■ **WHAT YOU WILL DO**: Look through the material below for "this". Copy every line that contains it.

— BEGIN SUPPLIED RECORDS —

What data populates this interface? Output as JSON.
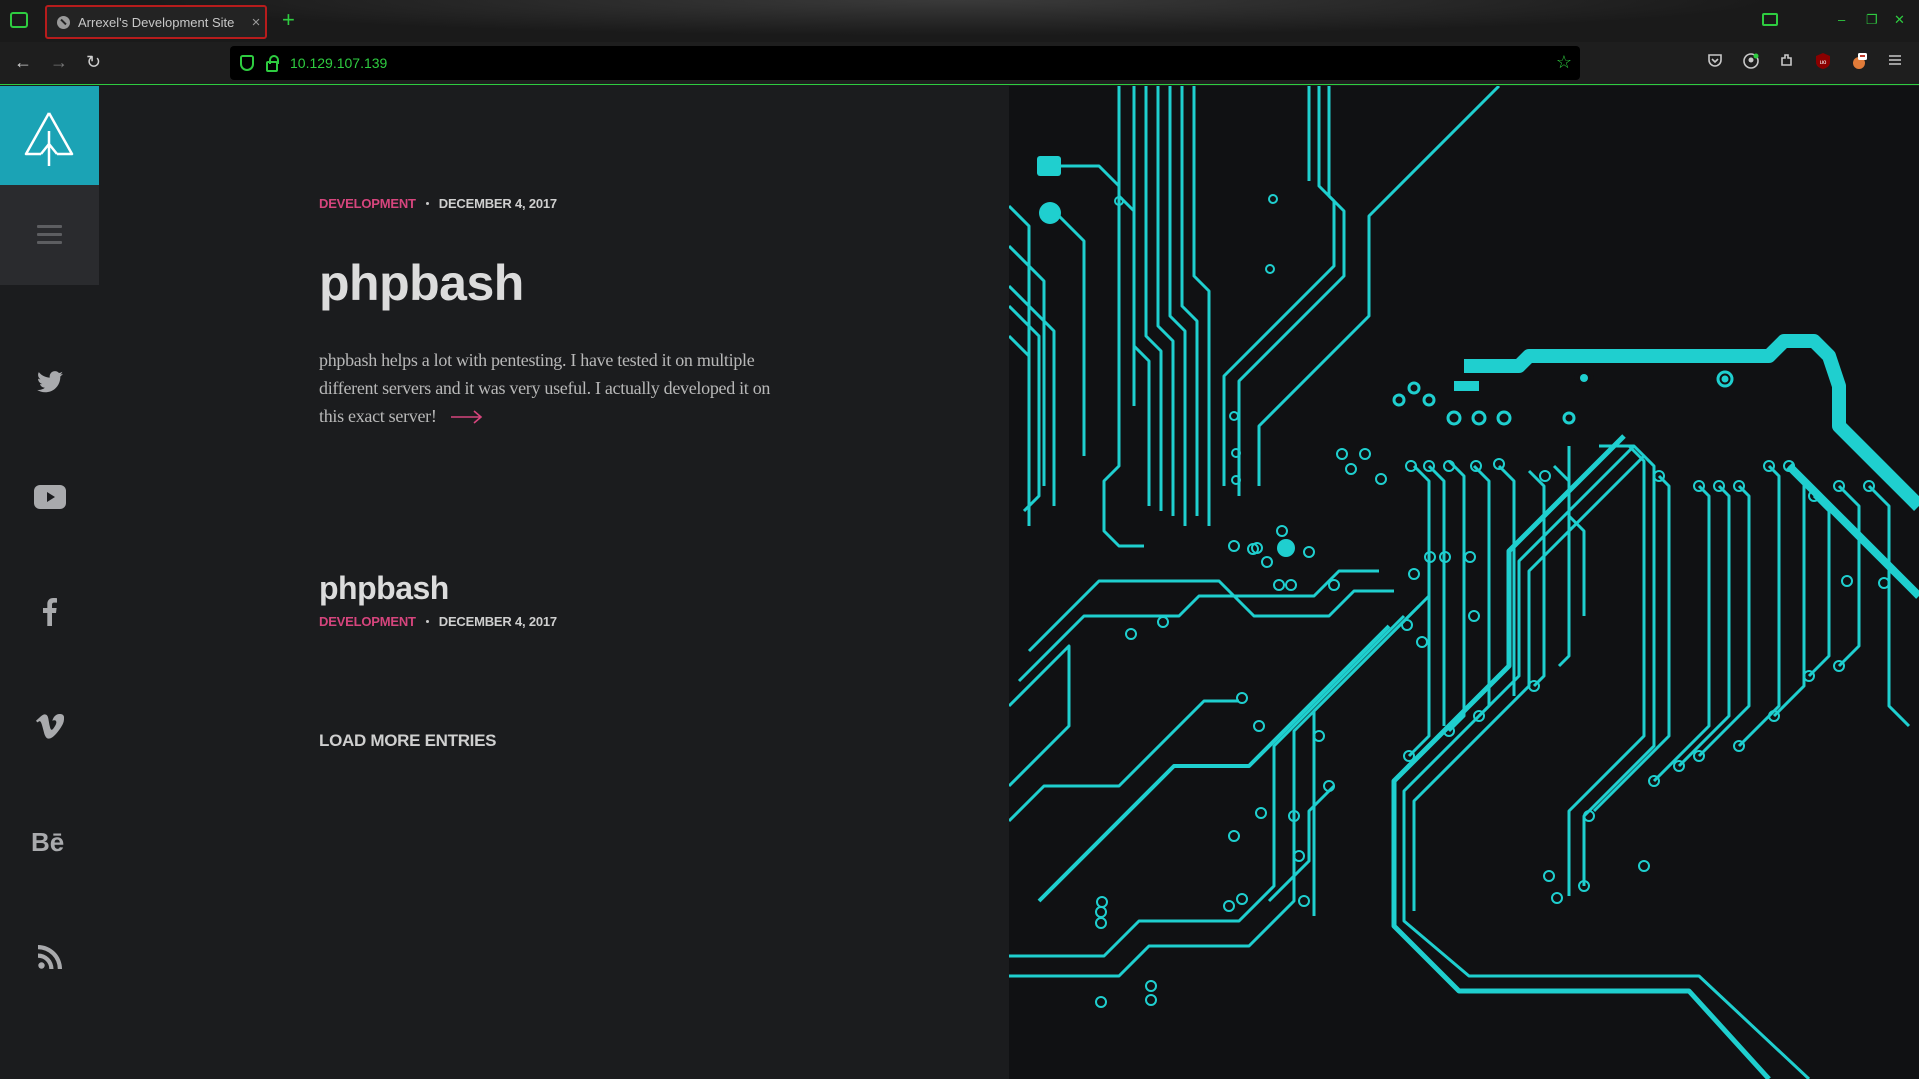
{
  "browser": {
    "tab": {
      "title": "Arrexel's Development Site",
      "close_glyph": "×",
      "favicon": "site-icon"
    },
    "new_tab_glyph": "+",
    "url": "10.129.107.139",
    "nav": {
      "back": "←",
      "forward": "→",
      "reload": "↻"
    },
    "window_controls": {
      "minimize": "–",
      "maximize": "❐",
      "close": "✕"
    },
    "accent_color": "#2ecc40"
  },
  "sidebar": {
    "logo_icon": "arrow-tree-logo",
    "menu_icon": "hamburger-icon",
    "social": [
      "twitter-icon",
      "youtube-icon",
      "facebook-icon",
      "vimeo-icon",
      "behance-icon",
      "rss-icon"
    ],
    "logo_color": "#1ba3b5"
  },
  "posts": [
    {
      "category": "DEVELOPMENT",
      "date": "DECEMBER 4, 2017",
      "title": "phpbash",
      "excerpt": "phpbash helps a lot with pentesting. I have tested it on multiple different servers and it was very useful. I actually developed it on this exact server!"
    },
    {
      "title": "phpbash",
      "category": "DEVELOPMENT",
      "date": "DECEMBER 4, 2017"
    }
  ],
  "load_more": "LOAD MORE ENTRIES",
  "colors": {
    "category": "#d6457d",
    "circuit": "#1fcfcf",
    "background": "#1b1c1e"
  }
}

— END SUPPLIED RECORDS —
— BEGIN SUPPLIED RECORDS —

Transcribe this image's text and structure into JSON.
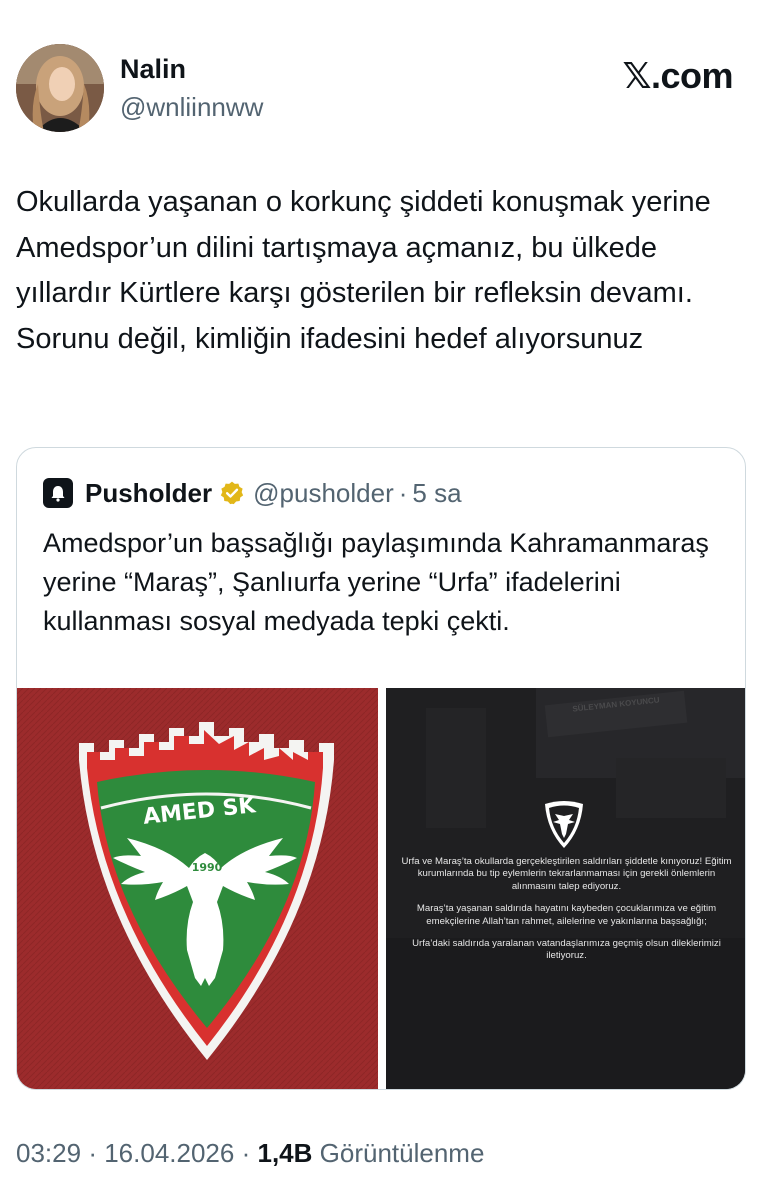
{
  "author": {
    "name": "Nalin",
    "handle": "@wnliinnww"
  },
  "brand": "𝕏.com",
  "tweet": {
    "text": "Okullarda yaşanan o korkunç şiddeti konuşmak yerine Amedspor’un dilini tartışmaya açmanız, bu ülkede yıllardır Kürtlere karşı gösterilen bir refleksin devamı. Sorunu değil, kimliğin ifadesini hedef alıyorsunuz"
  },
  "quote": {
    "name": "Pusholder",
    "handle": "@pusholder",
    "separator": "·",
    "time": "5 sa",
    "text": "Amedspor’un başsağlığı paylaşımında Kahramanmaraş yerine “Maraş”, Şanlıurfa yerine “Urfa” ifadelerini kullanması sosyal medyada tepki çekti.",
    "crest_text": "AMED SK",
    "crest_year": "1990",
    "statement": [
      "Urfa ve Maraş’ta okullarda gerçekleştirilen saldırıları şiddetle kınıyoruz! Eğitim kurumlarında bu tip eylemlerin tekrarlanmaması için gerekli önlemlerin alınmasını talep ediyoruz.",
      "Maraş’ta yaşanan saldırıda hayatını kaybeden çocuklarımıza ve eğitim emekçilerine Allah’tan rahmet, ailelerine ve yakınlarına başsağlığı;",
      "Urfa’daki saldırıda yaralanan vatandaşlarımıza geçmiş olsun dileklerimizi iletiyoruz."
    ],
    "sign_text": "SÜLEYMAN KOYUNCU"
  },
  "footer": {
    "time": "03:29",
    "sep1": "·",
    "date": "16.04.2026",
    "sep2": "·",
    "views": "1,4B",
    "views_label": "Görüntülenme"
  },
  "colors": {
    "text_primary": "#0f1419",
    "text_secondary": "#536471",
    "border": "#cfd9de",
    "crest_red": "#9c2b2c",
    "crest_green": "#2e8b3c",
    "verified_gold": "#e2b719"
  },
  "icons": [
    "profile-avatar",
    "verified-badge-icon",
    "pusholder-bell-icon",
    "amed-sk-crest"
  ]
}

— END SUPPLIED RECORDS —

■ **WRITTEN ANSWER**:
What data populates this interface? Output as JSON.
      "excerpt": "phpbash helps a lot with pentesting. I have tested it on multiple different servers and it was very useful. I actually developed it on this exact server!"
Transcribe this image's text and structure into JSON.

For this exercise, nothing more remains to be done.